— What you need to do —
Return the records that follow, matching each one exactly.

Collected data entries

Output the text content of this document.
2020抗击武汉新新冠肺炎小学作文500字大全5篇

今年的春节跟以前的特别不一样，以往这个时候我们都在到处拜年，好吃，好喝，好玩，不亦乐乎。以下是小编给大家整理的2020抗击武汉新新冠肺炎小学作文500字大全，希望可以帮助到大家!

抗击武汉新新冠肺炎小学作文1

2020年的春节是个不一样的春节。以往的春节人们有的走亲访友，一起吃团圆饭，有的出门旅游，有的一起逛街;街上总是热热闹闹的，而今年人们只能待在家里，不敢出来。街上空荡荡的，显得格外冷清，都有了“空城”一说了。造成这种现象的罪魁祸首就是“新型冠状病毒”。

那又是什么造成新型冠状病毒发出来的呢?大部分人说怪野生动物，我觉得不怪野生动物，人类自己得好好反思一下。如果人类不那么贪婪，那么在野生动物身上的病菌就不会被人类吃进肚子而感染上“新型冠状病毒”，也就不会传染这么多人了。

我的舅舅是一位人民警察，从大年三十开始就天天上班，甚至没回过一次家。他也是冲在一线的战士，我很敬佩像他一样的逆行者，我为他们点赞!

— Correct output —
Output the text content of this document.
2020抗击武汉新新冠肺炎小学作文500字大全5篇

今年的春节跟以前的特别不一样，以往这个时候我们都在到处拜年，好吃，好喝，好玩，不亦乐乎。以下是小编给大家整理的2020抗击武汉新新冠肺炎小学作文500字大全，希望可以帮助到大家!

抗击武汉新新冠肺炎小学作文1

2020年的春节是个不一样的春节。以往的春节人们有的走亲访友，一起吃团圆饭，有的出门旅游，有的一起逛街;街上总是热热闹闹的，而今年人们只能待在家里，不敢出来。街上空荡荡的，显得格外冷清，都有了“空城”一说了。造成这种现象的罪魁祸首就是“新型冠状病毒”。

那又是什么造成新型冠状病毒发出来的呢?大部分人说怪野生动物，我觉得不怪野生动物，人类自己得好好反思一下。如果人类不那么贪婪，那么在野生动物身上的病菌就不会被人类吃进肚子而感染上“新型冠状病毒”，也就不会传染这么多人了。

我的舅舅是一位人民警察，从大年三十开始就天天上班，甚至没回过一次家。他也是冲在一线的战士，我很敬佩像他一样的逆行者，我为他们点赞!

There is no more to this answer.